§ **Task prompt**
How many of the lines here include "houses"? Answer with a single number.

§ **Data supplied**
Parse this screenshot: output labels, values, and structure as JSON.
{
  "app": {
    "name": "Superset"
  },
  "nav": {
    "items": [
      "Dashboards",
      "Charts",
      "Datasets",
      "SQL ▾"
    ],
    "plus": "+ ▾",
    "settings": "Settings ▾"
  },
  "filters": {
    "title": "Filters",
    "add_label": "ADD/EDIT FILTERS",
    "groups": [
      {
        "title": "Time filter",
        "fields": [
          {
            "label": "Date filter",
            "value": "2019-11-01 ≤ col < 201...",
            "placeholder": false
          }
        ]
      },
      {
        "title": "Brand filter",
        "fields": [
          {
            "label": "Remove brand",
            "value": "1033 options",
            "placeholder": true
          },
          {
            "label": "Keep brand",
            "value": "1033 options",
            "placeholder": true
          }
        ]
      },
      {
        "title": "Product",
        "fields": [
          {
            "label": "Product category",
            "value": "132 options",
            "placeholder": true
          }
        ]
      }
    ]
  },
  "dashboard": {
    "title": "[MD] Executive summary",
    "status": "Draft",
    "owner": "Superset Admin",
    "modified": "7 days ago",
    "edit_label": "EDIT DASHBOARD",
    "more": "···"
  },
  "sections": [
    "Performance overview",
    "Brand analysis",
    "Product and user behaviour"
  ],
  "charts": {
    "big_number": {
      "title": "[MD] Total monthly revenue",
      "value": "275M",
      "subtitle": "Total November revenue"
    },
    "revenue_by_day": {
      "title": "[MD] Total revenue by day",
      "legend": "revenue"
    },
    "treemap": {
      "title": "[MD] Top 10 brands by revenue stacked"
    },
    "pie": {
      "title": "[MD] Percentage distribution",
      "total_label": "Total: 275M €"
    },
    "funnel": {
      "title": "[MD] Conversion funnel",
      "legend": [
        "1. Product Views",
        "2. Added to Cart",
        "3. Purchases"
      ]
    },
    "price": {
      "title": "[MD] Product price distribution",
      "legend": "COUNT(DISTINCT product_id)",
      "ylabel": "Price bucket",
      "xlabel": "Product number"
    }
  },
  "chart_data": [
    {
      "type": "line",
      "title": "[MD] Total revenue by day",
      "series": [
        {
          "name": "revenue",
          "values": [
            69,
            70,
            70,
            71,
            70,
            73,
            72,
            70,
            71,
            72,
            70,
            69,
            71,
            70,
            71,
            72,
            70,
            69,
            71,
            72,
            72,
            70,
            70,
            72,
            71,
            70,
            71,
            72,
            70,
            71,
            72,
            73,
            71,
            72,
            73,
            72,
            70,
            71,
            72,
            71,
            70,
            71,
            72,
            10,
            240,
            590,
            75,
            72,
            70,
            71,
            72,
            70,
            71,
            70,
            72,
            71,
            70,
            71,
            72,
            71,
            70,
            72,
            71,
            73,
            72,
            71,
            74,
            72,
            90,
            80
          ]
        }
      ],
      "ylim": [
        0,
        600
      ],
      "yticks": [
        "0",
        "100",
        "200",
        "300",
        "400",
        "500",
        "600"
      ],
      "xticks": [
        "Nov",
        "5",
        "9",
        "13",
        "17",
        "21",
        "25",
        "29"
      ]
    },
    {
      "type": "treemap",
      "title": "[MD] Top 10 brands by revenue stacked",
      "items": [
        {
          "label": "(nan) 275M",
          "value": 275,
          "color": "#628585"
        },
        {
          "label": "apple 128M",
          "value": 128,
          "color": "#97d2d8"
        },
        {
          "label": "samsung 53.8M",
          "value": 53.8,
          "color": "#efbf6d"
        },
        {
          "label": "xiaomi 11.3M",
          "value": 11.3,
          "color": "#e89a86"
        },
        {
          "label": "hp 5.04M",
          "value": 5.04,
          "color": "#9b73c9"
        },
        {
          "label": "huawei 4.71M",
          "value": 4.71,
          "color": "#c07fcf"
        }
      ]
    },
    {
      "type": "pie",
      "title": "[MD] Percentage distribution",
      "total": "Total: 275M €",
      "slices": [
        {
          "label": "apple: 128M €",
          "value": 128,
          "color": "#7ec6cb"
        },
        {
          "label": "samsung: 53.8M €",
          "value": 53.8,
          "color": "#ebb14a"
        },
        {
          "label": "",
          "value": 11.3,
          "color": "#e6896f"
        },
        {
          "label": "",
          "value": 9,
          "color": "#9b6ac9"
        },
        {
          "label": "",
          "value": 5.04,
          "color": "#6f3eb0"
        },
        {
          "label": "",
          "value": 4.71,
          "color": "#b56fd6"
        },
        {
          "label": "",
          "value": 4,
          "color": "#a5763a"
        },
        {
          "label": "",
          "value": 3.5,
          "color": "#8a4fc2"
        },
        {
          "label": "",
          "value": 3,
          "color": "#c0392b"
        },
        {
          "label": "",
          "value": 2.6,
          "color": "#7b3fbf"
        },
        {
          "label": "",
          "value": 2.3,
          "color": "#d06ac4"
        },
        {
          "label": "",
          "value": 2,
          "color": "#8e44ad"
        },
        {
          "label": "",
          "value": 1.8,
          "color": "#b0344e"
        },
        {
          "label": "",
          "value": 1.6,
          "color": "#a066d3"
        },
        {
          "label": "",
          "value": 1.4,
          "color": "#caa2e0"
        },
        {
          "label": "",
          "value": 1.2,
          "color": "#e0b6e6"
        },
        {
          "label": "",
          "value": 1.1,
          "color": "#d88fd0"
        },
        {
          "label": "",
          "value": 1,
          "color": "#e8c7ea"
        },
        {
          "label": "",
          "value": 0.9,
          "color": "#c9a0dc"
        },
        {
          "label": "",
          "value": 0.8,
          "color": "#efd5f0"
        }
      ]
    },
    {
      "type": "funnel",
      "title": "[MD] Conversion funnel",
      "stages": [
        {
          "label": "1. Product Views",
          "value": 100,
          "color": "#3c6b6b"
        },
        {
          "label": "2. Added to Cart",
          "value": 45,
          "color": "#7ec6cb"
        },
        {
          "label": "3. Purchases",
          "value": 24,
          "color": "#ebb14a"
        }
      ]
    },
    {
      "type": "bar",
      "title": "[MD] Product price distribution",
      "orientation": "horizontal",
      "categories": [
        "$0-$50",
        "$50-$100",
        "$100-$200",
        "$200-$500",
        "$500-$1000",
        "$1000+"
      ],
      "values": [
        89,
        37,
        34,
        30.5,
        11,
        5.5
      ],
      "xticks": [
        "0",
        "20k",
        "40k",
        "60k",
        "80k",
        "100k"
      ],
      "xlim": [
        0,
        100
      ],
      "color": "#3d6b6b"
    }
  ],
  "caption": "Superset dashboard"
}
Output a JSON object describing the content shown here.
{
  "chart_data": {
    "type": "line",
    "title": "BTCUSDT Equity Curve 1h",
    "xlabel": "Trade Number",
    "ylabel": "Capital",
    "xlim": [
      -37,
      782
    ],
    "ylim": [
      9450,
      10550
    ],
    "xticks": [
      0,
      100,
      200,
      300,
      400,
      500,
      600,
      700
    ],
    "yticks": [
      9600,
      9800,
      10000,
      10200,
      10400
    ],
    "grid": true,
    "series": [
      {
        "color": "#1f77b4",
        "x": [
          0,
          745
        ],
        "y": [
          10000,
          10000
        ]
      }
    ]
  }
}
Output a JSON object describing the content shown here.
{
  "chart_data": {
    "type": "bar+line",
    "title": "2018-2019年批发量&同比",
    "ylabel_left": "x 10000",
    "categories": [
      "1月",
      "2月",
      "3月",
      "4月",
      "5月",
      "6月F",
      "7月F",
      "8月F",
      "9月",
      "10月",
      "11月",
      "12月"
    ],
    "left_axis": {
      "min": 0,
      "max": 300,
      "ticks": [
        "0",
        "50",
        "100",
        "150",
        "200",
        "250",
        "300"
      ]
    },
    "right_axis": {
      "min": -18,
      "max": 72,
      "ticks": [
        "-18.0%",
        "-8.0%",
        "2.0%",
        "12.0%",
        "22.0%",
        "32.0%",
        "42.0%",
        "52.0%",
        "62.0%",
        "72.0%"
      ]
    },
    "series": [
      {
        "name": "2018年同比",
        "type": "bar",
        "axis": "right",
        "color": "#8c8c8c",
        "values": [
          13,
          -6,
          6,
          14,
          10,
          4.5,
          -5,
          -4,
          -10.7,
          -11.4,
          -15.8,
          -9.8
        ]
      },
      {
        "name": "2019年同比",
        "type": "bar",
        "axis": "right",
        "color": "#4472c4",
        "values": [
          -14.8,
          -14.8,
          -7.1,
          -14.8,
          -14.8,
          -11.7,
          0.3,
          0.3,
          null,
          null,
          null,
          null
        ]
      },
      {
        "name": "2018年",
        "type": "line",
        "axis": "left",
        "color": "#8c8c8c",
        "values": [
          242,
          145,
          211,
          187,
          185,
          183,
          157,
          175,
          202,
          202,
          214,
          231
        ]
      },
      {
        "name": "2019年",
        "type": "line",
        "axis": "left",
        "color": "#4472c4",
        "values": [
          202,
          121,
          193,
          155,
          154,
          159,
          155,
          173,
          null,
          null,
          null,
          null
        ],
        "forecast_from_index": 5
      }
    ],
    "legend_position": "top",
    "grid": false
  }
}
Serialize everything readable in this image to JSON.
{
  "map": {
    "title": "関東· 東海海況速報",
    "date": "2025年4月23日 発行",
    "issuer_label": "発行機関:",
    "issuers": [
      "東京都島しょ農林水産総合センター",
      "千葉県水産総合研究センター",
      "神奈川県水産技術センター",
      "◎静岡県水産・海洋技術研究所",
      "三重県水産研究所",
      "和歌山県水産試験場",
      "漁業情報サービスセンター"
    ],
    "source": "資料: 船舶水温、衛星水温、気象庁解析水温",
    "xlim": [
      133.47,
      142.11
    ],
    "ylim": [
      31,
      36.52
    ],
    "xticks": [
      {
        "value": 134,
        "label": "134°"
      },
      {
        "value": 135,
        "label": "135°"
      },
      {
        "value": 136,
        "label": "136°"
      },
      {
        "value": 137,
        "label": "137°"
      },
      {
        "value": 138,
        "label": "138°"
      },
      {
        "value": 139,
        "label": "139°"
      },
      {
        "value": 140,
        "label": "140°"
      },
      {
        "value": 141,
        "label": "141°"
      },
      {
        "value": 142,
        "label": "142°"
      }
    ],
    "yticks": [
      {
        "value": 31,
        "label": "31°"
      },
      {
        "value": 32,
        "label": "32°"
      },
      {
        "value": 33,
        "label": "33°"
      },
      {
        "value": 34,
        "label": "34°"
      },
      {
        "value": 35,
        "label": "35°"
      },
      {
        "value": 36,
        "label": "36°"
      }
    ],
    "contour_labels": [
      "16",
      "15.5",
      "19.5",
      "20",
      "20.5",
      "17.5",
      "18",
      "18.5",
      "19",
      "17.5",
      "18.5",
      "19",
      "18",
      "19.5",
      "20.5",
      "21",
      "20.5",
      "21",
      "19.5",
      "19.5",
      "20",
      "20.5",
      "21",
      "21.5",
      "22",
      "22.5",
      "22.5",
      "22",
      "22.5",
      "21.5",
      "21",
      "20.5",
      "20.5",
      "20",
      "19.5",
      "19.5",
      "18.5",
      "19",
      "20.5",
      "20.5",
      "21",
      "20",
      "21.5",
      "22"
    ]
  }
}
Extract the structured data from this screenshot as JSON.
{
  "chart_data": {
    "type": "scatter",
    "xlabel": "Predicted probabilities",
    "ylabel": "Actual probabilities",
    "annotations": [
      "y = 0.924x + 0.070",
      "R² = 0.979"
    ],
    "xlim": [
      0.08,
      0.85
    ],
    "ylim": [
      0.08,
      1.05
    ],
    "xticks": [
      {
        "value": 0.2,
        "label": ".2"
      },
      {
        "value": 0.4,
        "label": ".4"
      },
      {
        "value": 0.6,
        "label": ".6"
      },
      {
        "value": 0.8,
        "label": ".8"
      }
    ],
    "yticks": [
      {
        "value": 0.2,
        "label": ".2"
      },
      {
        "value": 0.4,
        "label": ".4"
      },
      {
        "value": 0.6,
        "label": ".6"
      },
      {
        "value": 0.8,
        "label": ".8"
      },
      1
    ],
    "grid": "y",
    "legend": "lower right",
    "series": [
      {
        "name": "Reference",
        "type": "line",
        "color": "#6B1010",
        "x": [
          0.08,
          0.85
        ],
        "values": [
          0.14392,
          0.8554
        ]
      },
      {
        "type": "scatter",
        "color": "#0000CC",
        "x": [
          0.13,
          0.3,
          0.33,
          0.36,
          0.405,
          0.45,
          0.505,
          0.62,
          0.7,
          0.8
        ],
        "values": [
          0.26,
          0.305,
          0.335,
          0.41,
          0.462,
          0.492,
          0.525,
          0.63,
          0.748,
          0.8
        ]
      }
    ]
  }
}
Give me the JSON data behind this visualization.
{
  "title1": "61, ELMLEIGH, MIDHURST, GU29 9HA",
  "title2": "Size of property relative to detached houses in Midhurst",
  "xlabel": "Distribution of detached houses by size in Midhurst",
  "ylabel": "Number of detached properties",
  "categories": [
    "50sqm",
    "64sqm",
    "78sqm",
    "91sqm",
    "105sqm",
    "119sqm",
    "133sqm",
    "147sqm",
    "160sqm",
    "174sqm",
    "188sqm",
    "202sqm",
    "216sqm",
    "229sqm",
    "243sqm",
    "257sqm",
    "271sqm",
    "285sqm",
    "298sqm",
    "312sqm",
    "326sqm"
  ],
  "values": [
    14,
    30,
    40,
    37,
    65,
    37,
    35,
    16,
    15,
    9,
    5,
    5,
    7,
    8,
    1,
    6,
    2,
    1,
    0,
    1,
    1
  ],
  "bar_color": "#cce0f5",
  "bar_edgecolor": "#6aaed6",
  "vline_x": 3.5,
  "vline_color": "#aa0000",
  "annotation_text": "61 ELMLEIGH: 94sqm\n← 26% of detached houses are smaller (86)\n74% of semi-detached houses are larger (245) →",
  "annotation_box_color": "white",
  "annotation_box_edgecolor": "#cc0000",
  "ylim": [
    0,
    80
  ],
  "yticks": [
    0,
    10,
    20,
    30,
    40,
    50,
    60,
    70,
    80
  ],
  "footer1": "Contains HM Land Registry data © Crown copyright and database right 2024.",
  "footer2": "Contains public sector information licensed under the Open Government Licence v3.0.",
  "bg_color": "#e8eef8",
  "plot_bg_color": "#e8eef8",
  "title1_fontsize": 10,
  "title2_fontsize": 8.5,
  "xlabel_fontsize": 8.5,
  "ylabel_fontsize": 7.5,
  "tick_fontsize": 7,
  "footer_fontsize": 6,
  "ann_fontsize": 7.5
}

§ **Written response**
3